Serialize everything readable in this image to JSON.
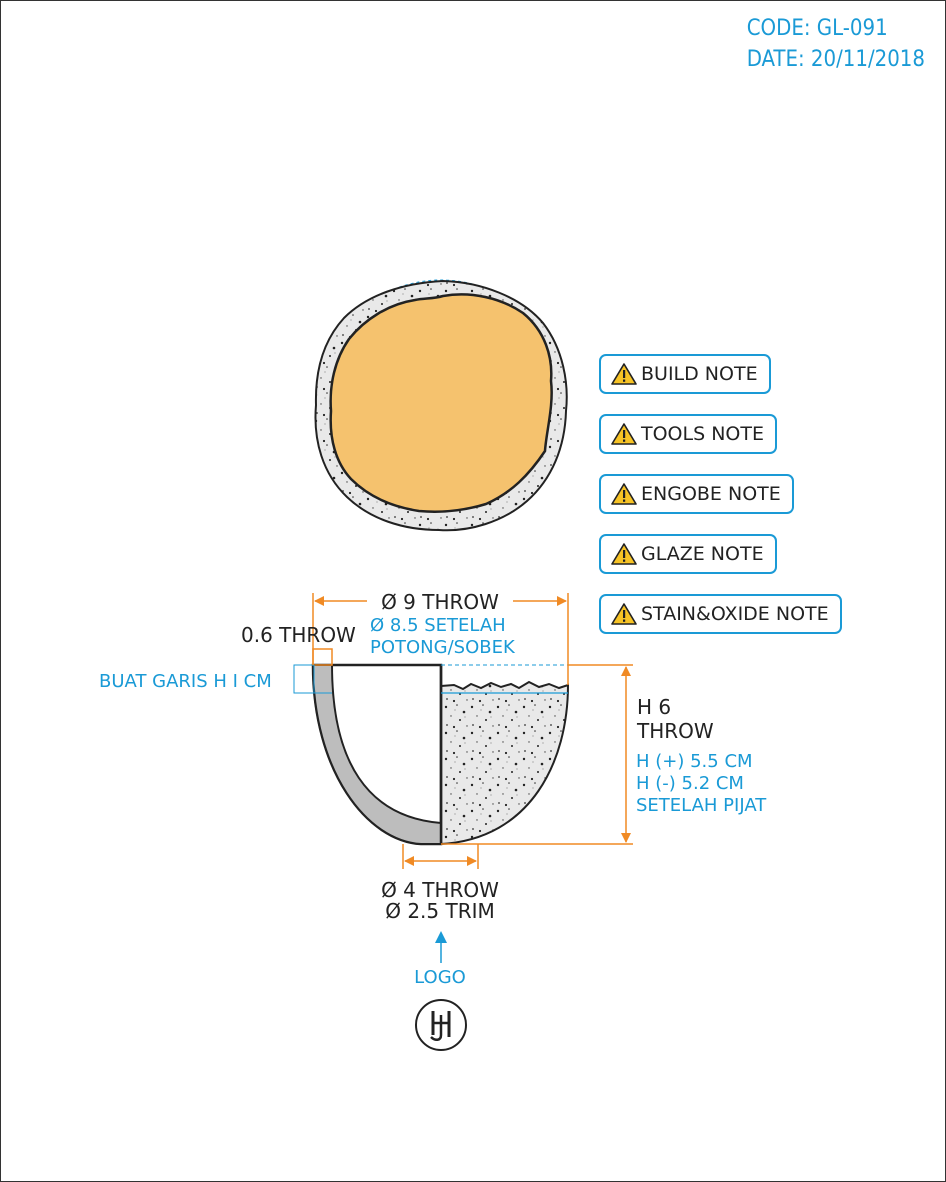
{
  "header": {
    "code": "CODE: GL-091",
    "date": "DATE: 20/11/2018"
  },
  "notes": [
    {
      "label": "BUILD NOTE"
    },
    {
      "label": "TOOLS NOTE"
    },
    {
      "label": "ENGOBE NOTE"
    },
    {
      "label": "GLAZE NOTE"
    },
    {
      "label": "STAIN&OXIDE NOTE"
    }
  ],
  "dimensions": {
    "top_diameter": "Ø 9 THROW",
    "top_diameter_after": "Ø 8.5 SETELAH",
    "top_diameter_after_2": "POTONG/SOBEK",
    "wall": "0.6 THROW",
    "line_mark": "BUAT GARIS H I CM",
    "height_1": "H 6",
    "height_2": "THROW",
    "height_plus": "H (+) 5.5 CM",
    "height_minus": "H (-) 5.2 CM",
    "height_after": "SETELAH PIJAT",
    "foot_throw": "Ø 4 THROW",
    "foot_trim": "Ø 2.5 TRIM",
    "logo_label": "LOGO"
  },
  "logo_mark": "HJ",
  "colors": {
    "accent_blue": "#1a9ad6",
    "dimension_orange": "#f08a24",
    "glaze_fill": "#f5c26e",
    "clay_grey": "#bdbdbd",
    "clay_speckle": "#e8e8e8"
  },
  "icons": [
    "warning-icon",
    "logo-stamp-icon",
    "arrow-up-icon"
  ]
}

+---+

▸ **WHAT TO DO**:
From the data above, pick out each line containing "SETELAH" and copy it.

▸ **CORRECT RESULT**:
    "top_diameter_after": "Ø 8.5 SETELAH",
    "height_after": "SETELAH PIJAT",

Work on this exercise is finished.